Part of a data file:

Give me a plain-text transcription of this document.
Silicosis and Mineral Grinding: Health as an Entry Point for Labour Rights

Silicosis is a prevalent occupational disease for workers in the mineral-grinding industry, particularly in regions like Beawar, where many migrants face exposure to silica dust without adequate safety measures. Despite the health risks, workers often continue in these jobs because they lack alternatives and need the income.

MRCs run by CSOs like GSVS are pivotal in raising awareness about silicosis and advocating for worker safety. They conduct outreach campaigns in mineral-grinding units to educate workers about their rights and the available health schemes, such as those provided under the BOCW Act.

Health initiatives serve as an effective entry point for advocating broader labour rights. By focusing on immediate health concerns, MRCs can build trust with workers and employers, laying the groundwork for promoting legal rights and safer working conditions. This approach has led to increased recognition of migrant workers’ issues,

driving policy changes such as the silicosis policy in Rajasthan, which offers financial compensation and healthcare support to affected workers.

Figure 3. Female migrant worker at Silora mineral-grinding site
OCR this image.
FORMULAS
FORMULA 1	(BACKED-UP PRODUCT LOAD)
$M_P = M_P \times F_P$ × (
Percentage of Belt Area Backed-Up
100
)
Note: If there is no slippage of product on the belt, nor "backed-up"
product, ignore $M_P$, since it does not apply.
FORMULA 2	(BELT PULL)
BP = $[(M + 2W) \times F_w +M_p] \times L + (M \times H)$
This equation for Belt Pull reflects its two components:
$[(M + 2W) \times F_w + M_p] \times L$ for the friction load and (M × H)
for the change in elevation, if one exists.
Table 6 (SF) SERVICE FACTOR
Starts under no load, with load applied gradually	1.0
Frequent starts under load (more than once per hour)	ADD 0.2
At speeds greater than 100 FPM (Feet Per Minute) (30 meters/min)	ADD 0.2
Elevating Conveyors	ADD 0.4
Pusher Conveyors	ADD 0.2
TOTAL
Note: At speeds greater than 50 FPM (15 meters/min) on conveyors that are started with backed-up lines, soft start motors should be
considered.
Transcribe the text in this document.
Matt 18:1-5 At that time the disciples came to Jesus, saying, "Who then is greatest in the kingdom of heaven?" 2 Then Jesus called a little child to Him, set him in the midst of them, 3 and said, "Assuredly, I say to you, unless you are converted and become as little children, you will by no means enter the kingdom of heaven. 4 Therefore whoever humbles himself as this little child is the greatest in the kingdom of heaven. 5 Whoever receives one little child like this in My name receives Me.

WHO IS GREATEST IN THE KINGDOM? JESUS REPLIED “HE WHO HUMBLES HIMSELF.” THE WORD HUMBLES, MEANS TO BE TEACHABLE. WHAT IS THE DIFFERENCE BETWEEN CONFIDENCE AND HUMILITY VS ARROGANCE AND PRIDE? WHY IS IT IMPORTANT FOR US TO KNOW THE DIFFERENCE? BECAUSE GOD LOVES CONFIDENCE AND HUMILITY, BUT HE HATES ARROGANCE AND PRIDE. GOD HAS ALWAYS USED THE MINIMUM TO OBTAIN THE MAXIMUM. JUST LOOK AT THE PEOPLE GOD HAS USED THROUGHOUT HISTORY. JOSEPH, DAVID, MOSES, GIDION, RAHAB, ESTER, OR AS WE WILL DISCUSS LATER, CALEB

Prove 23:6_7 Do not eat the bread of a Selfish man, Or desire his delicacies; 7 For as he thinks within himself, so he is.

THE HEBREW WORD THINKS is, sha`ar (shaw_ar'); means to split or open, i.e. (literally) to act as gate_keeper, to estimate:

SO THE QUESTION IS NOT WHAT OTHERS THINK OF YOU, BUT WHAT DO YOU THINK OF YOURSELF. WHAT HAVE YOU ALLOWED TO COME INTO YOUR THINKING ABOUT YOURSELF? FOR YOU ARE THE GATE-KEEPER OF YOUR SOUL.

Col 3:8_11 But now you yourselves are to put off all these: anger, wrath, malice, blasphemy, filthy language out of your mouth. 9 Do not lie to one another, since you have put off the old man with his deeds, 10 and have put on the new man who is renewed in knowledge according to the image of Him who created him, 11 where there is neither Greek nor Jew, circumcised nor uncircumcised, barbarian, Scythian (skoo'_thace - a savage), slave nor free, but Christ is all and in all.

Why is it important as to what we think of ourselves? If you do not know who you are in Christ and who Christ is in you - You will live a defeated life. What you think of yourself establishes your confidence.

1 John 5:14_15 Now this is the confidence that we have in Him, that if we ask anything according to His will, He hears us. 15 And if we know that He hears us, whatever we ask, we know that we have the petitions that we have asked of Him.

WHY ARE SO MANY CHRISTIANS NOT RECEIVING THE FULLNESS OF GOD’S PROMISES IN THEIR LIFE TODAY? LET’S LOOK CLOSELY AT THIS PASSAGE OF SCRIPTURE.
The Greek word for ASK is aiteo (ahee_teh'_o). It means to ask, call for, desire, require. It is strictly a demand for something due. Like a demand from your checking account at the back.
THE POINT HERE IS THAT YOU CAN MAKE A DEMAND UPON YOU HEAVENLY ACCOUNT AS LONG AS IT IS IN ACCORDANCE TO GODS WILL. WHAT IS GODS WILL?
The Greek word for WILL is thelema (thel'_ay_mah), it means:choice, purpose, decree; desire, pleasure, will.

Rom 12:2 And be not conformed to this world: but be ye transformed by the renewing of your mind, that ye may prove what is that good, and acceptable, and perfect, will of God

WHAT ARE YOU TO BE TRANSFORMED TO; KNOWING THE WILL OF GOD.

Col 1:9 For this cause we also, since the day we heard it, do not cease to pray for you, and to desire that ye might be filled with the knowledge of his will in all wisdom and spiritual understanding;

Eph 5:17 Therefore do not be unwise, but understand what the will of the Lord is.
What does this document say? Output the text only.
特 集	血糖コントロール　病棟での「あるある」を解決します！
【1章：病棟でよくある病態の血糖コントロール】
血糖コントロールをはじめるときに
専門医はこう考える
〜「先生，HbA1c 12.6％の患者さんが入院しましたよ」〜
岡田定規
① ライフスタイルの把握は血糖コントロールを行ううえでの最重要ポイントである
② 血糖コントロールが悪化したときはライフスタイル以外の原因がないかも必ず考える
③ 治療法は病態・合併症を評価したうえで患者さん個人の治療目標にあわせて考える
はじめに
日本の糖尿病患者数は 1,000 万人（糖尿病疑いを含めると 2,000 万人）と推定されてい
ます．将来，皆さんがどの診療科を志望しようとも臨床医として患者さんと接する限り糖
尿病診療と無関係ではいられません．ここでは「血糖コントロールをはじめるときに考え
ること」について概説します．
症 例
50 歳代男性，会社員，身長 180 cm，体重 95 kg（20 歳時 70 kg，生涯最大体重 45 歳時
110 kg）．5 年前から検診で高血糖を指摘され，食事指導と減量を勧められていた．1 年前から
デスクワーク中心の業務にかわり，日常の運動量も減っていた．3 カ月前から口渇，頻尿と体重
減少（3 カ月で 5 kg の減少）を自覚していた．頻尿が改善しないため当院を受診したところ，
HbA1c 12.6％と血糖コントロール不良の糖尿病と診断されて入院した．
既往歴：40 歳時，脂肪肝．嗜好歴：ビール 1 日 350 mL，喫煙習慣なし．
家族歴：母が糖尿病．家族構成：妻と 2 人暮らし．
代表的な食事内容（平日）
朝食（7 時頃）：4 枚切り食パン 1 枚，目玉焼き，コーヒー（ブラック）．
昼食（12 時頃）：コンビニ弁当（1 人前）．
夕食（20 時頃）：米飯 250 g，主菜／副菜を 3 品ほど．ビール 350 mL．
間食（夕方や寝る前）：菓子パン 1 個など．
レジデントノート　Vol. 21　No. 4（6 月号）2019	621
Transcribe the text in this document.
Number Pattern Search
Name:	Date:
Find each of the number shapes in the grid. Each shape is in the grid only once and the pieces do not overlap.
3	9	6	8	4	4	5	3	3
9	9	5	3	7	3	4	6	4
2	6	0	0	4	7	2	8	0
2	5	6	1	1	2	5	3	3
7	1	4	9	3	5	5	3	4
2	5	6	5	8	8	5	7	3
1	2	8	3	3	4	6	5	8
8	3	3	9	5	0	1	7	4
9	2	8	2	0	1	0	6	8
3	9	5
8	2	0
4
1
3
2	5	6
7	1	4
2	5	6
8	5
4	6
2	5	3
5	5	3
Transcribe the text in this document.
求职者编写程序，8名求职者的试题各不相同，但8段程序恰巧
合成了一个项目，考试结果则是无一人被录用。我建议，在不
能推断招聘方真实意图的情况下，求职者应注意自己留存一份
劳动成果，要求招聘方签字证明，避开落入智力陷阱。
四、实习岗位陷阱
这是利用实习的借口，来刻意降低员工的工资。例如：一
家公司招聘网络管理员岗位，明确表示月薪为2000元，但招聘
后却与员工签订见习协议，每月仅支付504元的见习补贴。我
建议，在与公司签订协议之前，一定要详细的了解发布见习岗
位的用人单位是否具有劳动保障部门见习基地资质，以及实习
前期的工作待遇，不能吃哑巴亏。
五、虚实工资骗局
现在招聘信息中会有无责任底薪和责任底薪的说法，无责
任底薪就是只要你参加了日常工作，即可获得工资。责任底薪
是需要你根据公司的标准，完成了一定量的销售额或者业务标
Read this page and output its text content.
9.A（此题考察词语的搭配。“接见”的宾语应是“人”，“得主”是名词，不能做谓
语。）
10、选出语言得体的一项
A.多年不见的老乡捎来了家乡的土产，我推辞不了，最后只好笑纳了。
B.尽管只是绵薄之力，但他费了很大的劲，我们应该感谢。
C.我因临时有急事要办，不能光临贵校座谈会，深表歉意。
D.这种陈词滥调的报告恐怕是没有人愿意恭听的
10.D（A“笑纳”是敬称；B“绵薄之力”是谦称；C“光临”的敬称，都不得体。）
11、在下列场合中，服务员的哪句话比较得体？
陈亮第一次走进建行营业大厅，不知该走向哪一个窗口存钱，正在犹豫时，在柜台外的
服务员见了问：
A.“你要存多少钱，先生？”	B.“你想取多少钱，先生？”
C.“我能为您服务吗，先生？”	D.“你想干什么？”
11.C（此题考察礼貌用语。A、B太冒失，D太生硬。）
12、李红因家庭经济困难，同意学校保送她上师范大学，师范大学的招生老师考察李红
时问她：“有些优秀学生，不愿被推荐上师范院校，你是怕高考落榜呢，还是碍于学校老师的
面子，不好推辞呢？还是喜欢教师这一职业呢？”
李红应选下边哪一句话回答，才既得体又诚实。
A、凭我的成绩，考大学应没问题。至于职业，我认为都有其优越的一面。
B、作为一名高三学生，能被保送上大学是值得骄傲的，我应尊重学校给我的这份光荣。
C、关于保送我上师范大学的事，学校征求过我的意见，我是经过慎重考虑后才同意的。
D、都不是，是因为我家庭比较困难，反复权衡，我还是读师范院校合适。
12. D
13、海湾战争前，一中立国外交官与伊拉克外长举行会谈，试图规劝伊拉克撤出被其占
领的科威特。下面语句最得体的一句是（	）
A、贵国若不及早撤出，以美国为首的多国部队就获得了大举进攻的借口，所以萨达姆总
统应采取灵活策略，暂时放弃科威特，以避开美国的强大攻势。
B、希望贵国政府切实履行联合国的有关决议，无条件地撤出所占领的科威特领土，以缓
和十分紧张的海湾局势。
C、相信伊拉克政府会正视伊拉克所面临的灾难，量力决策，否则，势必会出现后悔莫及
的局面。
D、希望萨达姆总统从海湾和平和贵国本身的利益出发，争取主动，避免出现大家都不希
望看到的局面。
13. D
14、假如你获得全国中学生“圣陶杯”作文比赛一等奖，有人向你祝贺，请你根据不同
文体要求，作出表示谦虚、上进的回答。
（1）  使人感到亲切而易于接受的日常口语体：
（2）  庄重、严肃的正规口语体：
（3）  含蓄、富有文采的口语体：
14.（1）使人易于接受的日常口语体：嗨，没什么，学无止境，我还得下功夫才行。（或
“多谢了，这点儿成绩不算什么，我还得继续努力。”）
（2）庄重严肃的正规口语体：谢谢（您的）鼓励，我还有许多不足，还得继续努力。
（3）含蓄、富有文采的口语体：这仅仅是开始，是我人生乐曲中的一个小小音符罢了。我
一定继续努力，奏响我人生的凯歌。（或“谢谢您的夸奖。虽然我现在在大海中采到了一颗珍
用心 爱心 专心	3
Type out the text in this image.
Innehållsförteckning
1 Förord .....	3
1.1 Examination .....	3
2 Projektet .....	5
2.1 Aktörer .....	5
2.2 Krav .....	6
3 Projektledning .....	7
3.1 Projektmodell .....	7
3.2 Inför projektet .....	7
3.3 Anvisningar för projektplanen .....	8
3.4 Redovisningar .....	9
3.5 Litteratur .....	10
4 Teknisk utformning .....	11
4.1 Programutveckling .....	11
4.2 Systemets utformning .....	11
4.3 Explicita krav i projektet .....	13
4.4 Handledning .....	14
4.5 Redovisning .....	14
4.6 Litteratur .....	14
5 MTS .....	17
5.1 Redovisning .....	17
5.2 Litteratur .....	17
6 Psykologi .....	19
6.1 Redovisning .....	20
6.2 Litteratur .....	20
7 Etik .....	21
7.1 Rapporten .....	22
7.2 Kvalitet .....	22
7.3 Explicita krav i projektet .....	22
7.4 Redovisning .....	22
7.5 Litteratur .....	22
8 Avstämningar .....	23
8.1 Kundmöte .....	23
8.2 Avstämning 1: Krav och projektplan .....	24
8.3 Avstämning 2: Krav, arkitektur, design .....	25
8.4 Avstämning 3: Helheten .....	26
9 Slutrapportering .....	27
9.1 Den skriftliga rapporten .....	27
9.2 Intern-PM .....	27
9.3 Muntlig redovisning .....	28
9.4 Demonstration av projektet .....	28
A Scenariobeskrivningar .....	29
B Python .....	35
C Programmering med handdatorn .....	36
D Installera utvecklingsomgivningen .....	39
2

- TASK DESCRIPTION -
Looking at the data above, show all lines where the word "only" occurs.

- OUTPUT -
What does this document say? Output the text only.
Find each of the number shapes in the grid. Each shape is in the grid only once and the pieces do not overlap.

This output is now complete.